_Records shown_:

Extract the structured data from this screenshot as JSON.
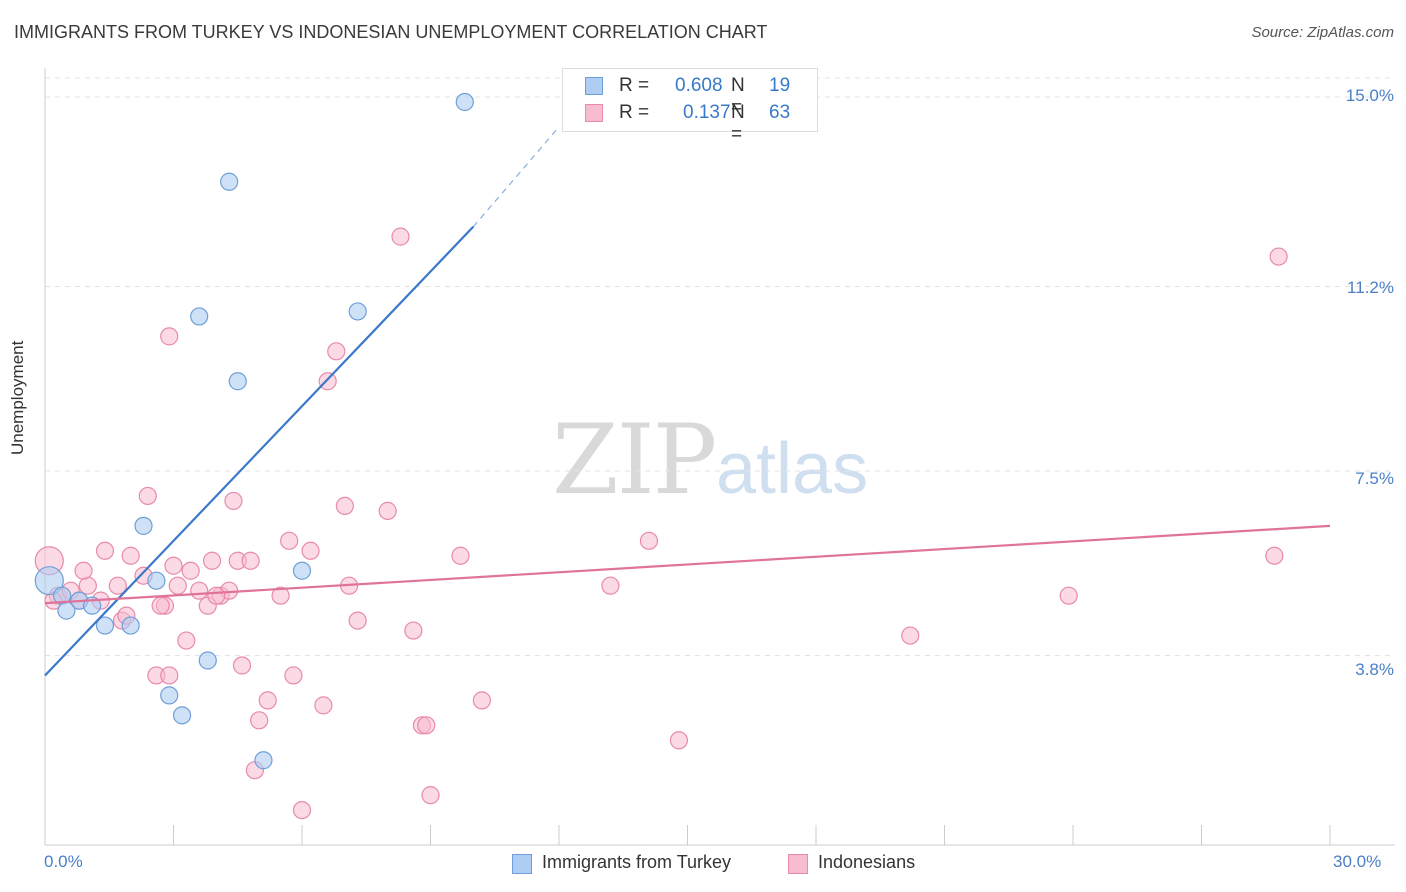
{
  "header": {
    "title": "IMMIGRANTS FROM TURKEY VS INDONESIAN UNEMPLOYMENT CORRELATION CHART",
    "source": "Source: ZipAtlas.com"
  },
  "watermark": {
    "zip": "ZIP",
    "atlas": "atlas"
  },
  "legend": {
    "turkey": {
      "r_label": "R =",
      "r_value": "0.608",
      "n_label": "N =",
      "n_value": "19"
    },
    "indonesians": {
      "r_label": "R =",
      "r_value": "0.137",
      "n_label": "N =",
      "n_value": "63"
    }
  },
  "chart_data": {
    "type": "scatter",
    "title": "IMMIGRANTS FROM TURKEY VS INDONESIAN UNEMPLOYMENT CORRELATION CHART",
    "xlabel": "",
    "ylabel": "Unemployment",
    "xlim": [
      0,
      30
    ],
    "ylim": [
      0,
      15.7
    ],
    "x_tick_labels": [
      "0.0%",
      "30.0%"
    ],
    "y_ticks": [
      3.8,
      7.5,
      11.2,
      15.0
    ],
    "y_tick_labels": [
      "3.8%",
      "7.5%",
      "11.2%",
      "15.0%"
    ],
    "grid": true,
    "legend_position": "top-center",
    "colors": {
      "turkey_fill": "#aecdf2",
      "turkey_stroke": "#6f9fd8",
      "turkey_line": "#3a78c9",
      "indo_fill": "#f7bcd0",
      "indo_stroke": "#e88aab",
      "indo_line": "#e0739a"
    },
    "series": [
      {
        "name": "Immigrants from Turkey",
        "r": 0.608,
        "n": 19,
        "points": [
          [
            9.8,
            14.9
          ],
          [
            4.3,
            13.3
          ],
          [
            3.6,
            10.6
          ],
          [
            7.3,
            10.7
          ],
          [
            4.5,
            9.3
          ],
          [
            2.3,
            6.4
          ],
          [
            6.0,
            5.5
          ],
          [
            2.6,
            5.3
          ],
          [
            0.1,
            5.3
          ],
          [
            0.4,
            5.0
          ],
          [
            0.8,
            4.9
          ],
          [
            1.1,
            4.8
          ],
          [
            0.5,
            4.7
          ],
          [
            1.4,
            4.4
          ],
          [
            2.0,
            4.4
          ],
          [
            3.8,
            3.7
          ],
          [
            2.9,
            3.0
          ],
          [
            3.2,
            2.6
          ],
          [
            5.1,
            1.7
          ]
        ],
        "trend": {
          "x": [
            0.0,
            10.0
          ],
          "y": [
            3.4,
            12.4
          ],
          "dashed_to": [
            12.0,
            14.4
          ]
        }
      },
      {
        "name": "Indonesians",
        "r": 0.137,
        "n": 63,
        "points": [
          [
            0.1,
            5.7
          ],
          [
            0.3,
            5.0
          ],
          [
            0.6,
            5.1
          ],
          [
            0.8,
            4.9
          ],
          [
            1.0,
            5.2
          ],
          [
            0.9,
            5.5
          ],
          [
            1.4,
            5.9
          ],
          [
            1.7,
            5.2
          ],
          [
            1.8,
            4.5
          ],
          [
            2.0,
            5.8
          ],
          [
            2.3,
            5.4
          ],
          [
            2.4,
            7.0
          ],
          [
            2.8,
            4.8
          ],
          [
            3.0,
            5.6
          ],
          [
            3.1,
            5.2
          ],
          [
            3.3,
            4.1
          ],
          [
            2.6,
            3.4
          ],
          [
            2.9,
            3.4
          ],
          [
            2.9,
            10.2
          ],
          [
            3.6,
            5.1
          ],
          [
            3.9,
            5.7
          ],
          [
            4.1,
            5.0
          ],
          [
            4.3,
            5.1
          ],
          [
            4.5,
            5.7
          ],
          [
            4.6,
            3.6
          ],
          [
            4.8,
            5.7
          ],
          [
            5.0,
            2.5
          ],
          [
            5.2,
            2.9
          ],
          [
            5.5,
            5.0
          ],
          [
            5.7,
            6.1
          ],
          [
            5.8,
            3.4
          ],
          [
            6.0,
            0.7
          ],
          [
            6.2,
            5.9
          ],
          [
            6.5,
            2.8
          ],
          [
            6.6,
            9.3
          ],
          [
            6.8,
            9.9
          ],
          [
            7.0,
            6.8
          ],
          [
            7.1,
            5.2
          ],
          [
            7.3,
            4.5
          ],
          [
            8.0,
            6.7
          ],
          [
            8.3,
            12.2
          ],
          [
            8.6,
            4.3
          ],
          [
            8.8,
            2.4
          ],
          [
            9.0,
            1.0
          ],
          [
            9.7,
            5.8
          ],
          [
            10.2,
            2.9
          ],
          [
            13.2,
            5.2
          ],
          [
            14.1,
            6.1
          ],
          [
            14.8,
            2.1
          ],
          [
            20.2,
            4.2
          ],
          [
            23.9,
            5.0
          ],
          [
            28.7,
            5.8
          ],
          [
            28.8,
            11.8
          ],
          [
            3.8,
            4.8
          ],
          [
            4.9,
            1.5
          ],
          [
            8.9,
            2.4
          ],
          [
            1.3,
            4.9
          ],
          [
            1.9,
            4.6
          ],
          [
            3.4,
            5.5
          ],
          [
            0.2,
            4.9
          ],
          [
            4.4,
            6.9
          ],
          [
            4.0,
            5.0
          ],
          [
            2.7,
            4.8
          ]
        ],
        "trend": {
          "x": [
            0.0,
            30.0
          ],
          "y": [
            4.85,
            6.4
          ]
        }
      }
    ]
  },
  "bottom_legend": {
    "turkey": "Immigrants from Turkey",
    "indonesians": "Indonesians"
  }
}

_Goal of the exercise_: Search the entries for the word "name" and gather every line where it appears.

_Answer in full_:
        "name": "Immigrants from Turkey",
        "name": "Indonesians",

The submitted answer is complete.